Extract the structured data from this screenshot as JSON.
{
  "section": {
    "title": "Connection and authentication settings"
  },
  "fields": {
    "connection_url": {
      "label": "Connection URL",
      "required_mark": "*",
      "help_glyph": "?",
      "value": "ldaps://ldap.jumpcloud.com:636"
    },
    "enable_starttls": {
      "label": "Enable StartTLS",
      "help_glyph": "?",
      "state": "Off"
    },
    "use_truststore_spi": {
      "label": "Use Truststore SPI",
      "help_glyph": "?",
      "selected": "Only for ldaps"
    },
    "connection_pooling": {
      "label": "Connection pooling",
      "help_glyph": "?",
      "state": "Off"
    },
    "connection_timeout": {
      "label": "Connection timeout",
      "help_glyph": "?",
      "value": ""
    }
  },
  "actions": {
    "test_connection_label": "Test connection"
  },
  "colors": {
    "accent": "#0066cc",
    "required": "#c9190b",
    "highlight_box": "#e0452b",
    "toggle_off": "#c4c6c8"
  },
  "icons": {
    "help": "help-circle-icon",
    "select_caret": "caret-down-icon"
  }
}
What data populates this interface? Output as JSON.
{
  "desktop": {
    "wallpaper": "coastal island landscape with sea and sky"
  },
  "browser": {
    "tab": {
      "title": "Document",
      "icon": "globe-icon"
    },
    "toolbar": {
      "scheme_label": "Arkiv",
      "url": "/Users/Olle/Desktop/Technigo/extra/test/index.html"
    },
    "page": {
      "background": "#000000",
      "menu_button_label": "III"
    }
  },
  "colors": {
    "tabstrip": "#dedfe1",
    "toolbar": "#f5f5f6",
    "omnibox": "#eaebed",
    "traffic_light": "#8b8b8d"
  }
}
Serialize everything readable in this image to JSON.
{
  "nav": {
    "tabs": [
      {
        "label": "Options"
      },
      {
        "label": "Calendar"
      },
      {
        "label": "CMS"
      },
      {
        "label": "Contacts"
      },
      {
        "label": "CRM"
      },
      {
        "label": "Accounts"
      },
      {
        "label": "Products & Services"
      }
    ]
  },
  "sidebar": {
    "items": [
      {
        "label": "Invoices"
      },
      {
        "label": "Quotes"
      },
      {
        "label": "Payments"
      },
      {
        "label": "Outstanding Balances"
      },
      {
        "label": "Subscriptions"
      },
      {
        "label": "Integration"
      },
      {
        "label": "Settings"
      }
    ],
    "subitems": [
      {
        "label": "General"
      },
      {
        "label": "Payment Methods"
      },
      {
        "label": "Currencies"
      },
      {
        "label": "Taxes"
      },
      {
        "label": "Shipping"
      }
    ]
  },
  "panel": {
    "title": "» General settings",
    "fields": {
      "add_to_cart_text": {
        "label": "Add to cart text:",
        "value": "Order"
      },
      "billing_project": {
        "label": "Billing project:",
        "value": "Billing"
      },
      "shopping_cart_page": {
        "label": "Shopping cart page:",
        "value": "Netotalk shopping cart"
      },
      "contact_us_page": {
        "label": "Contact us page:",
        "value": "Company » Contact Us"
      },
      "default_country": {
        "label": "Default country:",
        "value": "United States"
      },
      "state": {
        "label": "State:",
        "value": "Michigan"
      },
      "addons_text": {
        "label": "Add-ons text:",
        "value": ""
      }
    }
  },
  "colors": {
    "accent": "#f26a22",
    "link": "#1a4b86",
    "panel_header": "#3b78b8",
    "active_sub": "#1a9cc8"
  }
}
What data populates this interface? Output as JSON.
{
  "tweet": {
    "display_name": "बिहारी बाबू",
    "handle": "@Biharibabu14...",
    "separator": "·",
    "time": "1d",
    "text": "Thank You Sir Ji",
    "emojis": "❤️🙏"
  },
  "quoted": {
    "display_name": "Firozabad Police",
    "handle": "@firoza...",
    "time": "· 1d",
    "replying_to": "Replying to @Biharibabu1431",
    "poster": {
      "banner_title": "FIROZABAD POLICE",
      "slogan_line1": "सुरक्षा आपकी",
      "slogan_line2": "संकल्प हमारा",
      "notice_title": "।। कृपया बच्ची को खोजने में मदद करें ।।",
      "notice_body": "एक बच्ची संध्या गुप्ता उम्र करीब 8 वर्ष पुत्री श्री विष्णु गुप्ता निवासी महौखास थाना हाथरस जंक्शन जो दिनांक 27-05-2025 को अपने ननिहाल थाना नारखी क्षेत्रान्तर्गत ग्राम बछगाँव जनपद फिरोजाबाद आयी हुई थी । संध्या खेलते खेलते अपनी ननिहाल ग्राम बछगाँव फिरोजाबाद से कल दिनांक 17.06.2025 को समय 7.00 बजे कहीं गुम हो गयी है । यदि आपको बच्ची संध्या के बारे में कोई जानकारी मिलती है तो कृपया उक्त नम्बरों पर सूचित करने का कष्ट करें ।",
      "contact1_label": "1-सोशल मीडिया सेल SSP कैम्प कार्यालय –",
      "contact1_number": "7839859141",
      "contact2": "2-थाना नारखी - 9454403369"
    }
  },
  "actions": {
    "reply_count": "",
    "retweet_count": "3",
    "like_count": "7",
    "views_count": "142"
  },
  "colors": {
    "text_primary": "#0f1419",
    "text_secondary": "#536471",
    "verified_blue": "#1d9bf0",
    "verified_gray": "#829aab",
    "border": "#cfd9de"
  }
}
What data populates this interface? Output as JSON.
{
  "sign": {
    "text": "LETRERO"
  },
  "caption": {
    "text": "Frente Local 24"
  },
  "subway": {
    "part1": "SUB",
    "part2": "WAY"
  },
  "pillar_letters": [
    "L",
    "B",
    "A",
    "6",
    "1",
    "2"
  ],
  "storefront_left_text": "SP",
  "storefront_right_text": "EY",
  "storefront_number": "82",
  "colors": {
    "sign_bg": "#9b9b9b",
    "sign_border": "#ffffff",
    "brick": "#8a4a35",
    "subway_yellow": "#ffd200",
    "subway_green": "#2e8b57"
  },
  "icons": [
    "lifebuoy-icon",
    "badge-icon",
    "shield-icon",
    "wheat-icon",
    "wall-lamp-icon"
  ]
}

┄┄┄┄┄┄

TASK INSTRUCTIONS: Print the whole listing exactly as it is.

RESPONSE TO THE TASK:
Extract the structured data from this screenshot as JSON.
{
  "section": {
    "title": "Connection and authentication settings"
  },
  "fields": {
    "connection_url": {
      "label": "Connection URL",
      "required_mark": "*",
      "help_glyph": "?",
      "value": "ldaps://ldap.jumpcloud.com:636"
    },
    "enable_starttls": {
      "label": "Enable StartTLS",
      "help_glyph": "?",
      "state": "Off"
    },
    "use_truststore_spi": {
      "label": "Use Truststore SPI",
      "help_glyph": "?",
      "selected": "Only for ldaps"
    },
    "connection_pooling": {
      "label": "Connection pooling",
      "help_glyph": "?",
      "state": "Off"
    },
    "connection_timeout": {
      "label": "Connection timeout",
      "help_glyph": "?",
      "value": ""
    }
  },
  "actions": {
    "test_connection_label": "Test connection"
  },
  "colors": {
    "accent": "#0066cc",
    "required": "#c9190b",
    "highlight_box": "#e0452b",
    "toggle_off": "#c4c6c8"
  },
  "icons": {
    "help": "help-circle-icon",
    "select_caret": "caret-down-icon"
  }
}
What data populates this interface? Output as JSON.
{
  "desktop": {
    "wallpaper": "coastal island landscape with sea and sky"
  },
  "browser": {
    "tab": {
      "title": "Document",
      "icon": "globe-icon"
    },
    "toolbar": {
      "scheme_label": "Arkiv",
      "url": "/Users/Olle/Desktop/Technigo/extra/test/index.html"
    },
    "page": {
      "background": "#000000",
      "menu_button_label": "III"
    }
  },
  "colors": {
    "tabstrip": "#dedfe1",
    "toolbar": "#f5f5f6",
    "omnibox": "#eaebed",
    "traffic_light": "#8b8b8d"
  }
}
Serialize everything readable in this image to JSON.
{
  "nav": {
    "tabs": [
      {
        "label": "Options"
      },
      {
        "label": "Calendar"
      },
      {
        "label": "CMS"
      },
      {
        "label": "Contacts"
      },
      {
        "label": "CRM"
      },
      {
        "label": "Accounts"
      },
      {
        "label": "Products & Services"
      }
    ]
  },
  "sidebar": {
    "items": [
      {
        "label": "Invoices"
      },
      {
        "label": "Quotes"
      },
      {
        "label": "Payments"
      },
      {
        "label": "Outstanding Balances"
      },
      {
        "label": "Subscriptions"
      },
      {
        "label": "Integration"
      },
      {
        "label": "Settings"
      }
    ],
    "subitems": [
      {
        "label": "General"
      },
      {
        "label": "Payment Methods"
      },
      {
        "label": "Currencies"
      },
      {
        "label": "Taxes"
      },
      {
        "label": "Shipping"
      }
    ]
  },
  "panel": {
    "title": "» General settings",
    "fields": {
      "add_to_cart_text": {
        "label": "Add to cart text:",
        "value": "Order"
      },
      "billing_project": {
        "label": "Billing project:",
        "value": "Billing"
      },
      "shopping_cart_page": {
        "label": "Shopping cart page:",
        "value": "Netotalk shopping cart"
      },
      "contact_us_page": {
        "label": "Contact us page:",
        "value": "Company » Contact Us"
      },
      "default_country": {
        "label": "Default country:",
        "value": "United States"
      },
      "state": {
        "label": "State:",
        "value": "Michigan"
      },
      "addons_text": {
        "label": "Add-ons text:",
        "value": ""
      }
    }
  },
  "colors": {
    "accent": "#f26a22",
    "link": "#1a4b86",
    "panel_header": "#3b78b8",
    "active_sub": "#1a9cc8"
  }
}
What data populates this interface? Output as JSON.
{
  "tweet": {
    "display_name": "बिहारी बाबू",
    "handle": "@Biharibabu14...",
    "separator": "·",
    "time": "1d",
    "text": "Thank You Sir Ji",
    "emojis": "❤️🙏"
  },
  "quoted": {
    "display_name": "Firozabad Police",
    "handle": "@firoza...",
    "time": "· 1d",
    "replying_to": "Replying to @Biharibabu1431",
    "poster": {
      "banner_title": "FIROZABAD POLICE",
      "slogan_line1": "सुरक्षा आपकी",
      "slogan_line2": "संकल्प हमारा",
      "notice_title": "।। कृपया बच्ची को खोजने में मदद करें ।।",
      "notice_body": "एक बच्ची संध्या गुप्ता उम्र करीब 8 वर्ष पुत्री श्री विष्णु गुप्ता निवासी महौखास थाना हाथरस जंक्शन जो दिनांक 27-05-2025 को अपने ननिहाल थाना नारखी क्षेत्रान्तर्गत ग्राम बछगाँव जनपद फिरोजाबाद आयी हुई थी । संध्या खेलते खेलते अपनी ननिहाल ग्राम बछगाँव फिरोजाबाद से कल दिनांक 17.06.2025 को समय 7.00 बजे कहीं गुम हो गयी है । यदि आपको बच्ची संध्या के बारे में कोई जानकारी मिलती है तो कृपया उक्त नम्बरों पर सूचित करने का कष्ट करें ।",
      "contact1_label": "1-सोशल मीडिया सेल SSP कैम्प कार्यालय –",
      "contact1_number": "7839859141",
      "contact2": "2-थाना नारखी - 9454403369"
    }
  },
  "actions": {
    "reply_count": "",
    "retweet_count": "3",
    "like_count": "7",
    "views_count": "142"
  },
  "colors": {
    "text_primary": "#0f1419",
    "text_secondary": "#536471",
    "verified_blue": "#1d9bf0",
    "verified_gray": "#829aab",
    "border": "#cfd9de"
  }
}
What data populates this interface? Output as JSON.
{
  "sign": {
    "text": "LETRERO"
  },
  "caption": {
    "text": "Frente Local 24"
  },
  "subway": {
    "part1": "SUB",
    "part2": "WAY"
  },
  "pillar_letters": [
    "L",
    "B",
    "A",
    "6",
    "1",
    "2"
  ],
  "storefront_left_text": "SP",
  "storefront_right_text": "EY",
  "storefront_number": "82",
  "colors": {
    "sign_bg": "#9b9b9b",
    "sign_border": "#ffffff",
    "brick": "#8a4a35",
    "subway_yellow": "#ffd200",
    "subway_green": "#2e8b57"
  },
  "icons": [
    "lifebuoy-icon",
    "badge-icon",
    "shield-icon",
    "wheat-icon",
    "wall-lamp-icon"
  ]
}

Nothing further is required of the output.